- What you will do: Without the pictures, give the entries below again exactly as written.

Records from a data collection
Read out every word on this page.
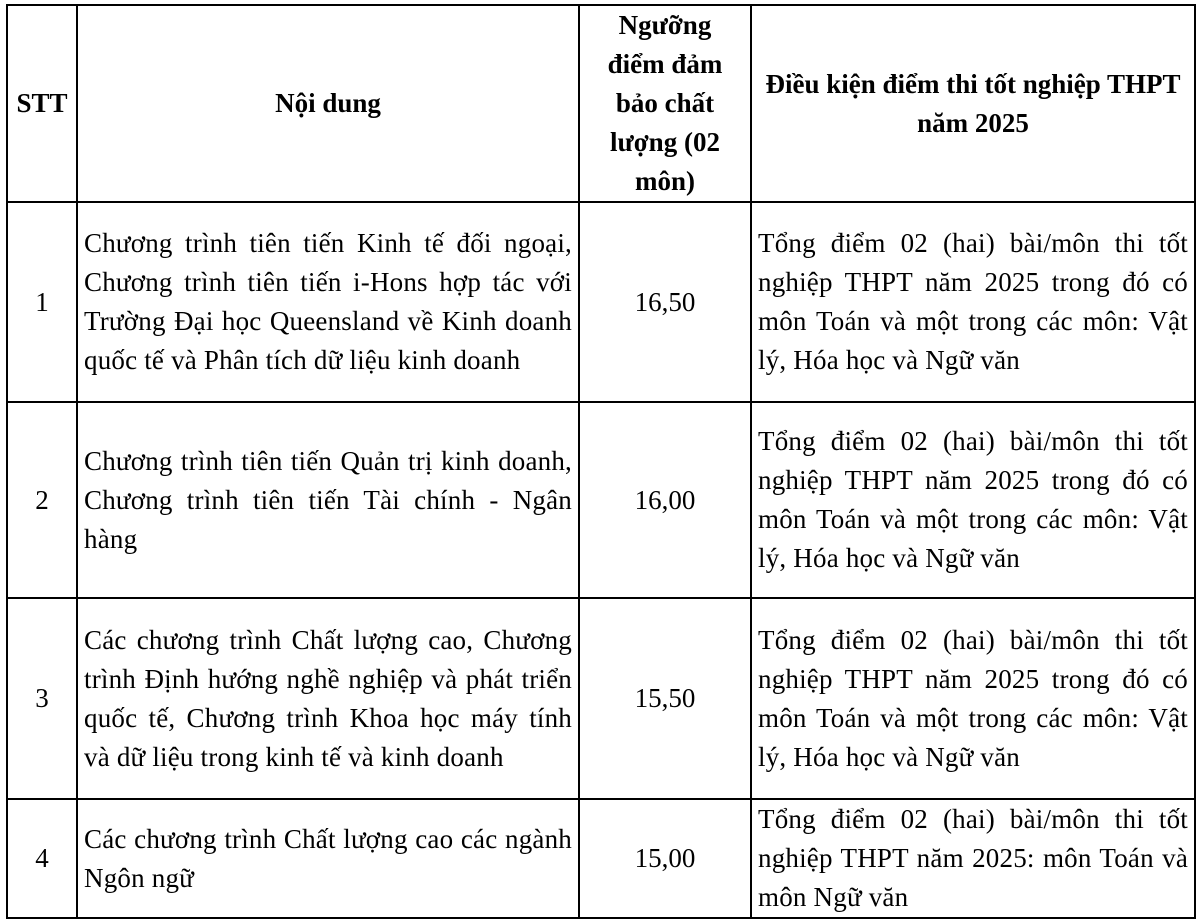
STT	Nội dung	Ngưỡng điểm đảm bảo chất lượng (02 môn)	Điều kiện điểm thi tốt nghiệp THPT năm 2025
1	Chương trình tiên tiến Kinh tế đối ngoại, Chương trình tiên tiến i-Hons hợp tác với Trường Đại học Queensland về Kinh doanh quốc tế và Phân tích dữ liệu kinh doanh	16,50	Tổng điểm 02 (hai) bài/môn thi tốt nghiệp THPT năm 2025 trong đó có môn Toán và một trong các môn: Vật lý, Hóa học và Ngữ văn
2	Chương trình tiên tiến Quản trị kinh doanh, Chương trình tiên tiến Tài chính - Ngân hàng	16,00	Tổng điểm 02 (hai) bài/môn thi tốt nghiệp THPT năm 2025 trong đó có môn Toán và một trong các môn: Vật lý, Hóa học và Ngữ văn
3	Các chương trình Chất lượng cao, Chương trình Định hướng nghề nghiệp và phát triển quốc tế, Chương trình Khoa học máy tính và dữ liệu trong kinh tế và kinh doanh	15,50	Tổng điểm 02 (hai) bài/môn thi tốt nghiệp THPT năm 2025 trong đó có môn Toán và một trong các môn: Vật lý, Hóa học và Ngữ văn
4	Các chương trình Chất lượng cao các ngành Ngôn ngữ	15,00	Tổng điểm 02 (hai) bài/môn thi tốt nghiệp THPT năm 2025: môn Toán và môn Ngữ văn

- Exercise response:
Read out every word on this page.
STT	Nội dung	Ngưỡng điểm đảm bảo chất lượng (02 môn)	Điều kiện điểm thi tốt nghiệp THPT năm 2025
1	Chương trình tiên tiến Kinh tế đối ngoại, Chương trình tiên tiến i-Hons hợp tác với Trường Đại học Queensland về Kinh doanh quốc tế và Phân tích dữ liệu kinh doanh	16,50	Tổng điểm 02 (hai) bài/môn thi tốt nghiệp THPT năm 2025 trong đó có môn Toán và một trong các môn: Vật lý, Hóa học và Ngữ văn
2	Chương trình tiên tiến Quản trị kinh doanh, Chương trình tiên tiến Tài chính - Ngân hàng	16,00	Tổng điểm 02 (hai) bài/môn thi tốt nghiệp THPT năm 2025 trong đó có môn Toán và một trong các môn: Vật lý, Hóa học và Ngữ văn
3	Các chương trình Chất lượng cao, Chương trình Định hướng nghề nghiệp và phát triển quốc tế, Chương trình Khoa học máy tính và dữ liệu trong kinh tế và kinh doanh	15,50	Tổng điểm 02 (hai) bài/môn thi tốt nghiệp THPT năm 2025 trong đó có môn Toán và một trong các môn: Vật lý, Hóa học và Ngữ văn
4	Các chương trình Chất lượng cao các ngành Ngôn ngữ	15,00	Tổng điểm 02 (hai) bài/môn thi tốt nghiệp THPT năm 2025: môn Toán và môn Ngữ văn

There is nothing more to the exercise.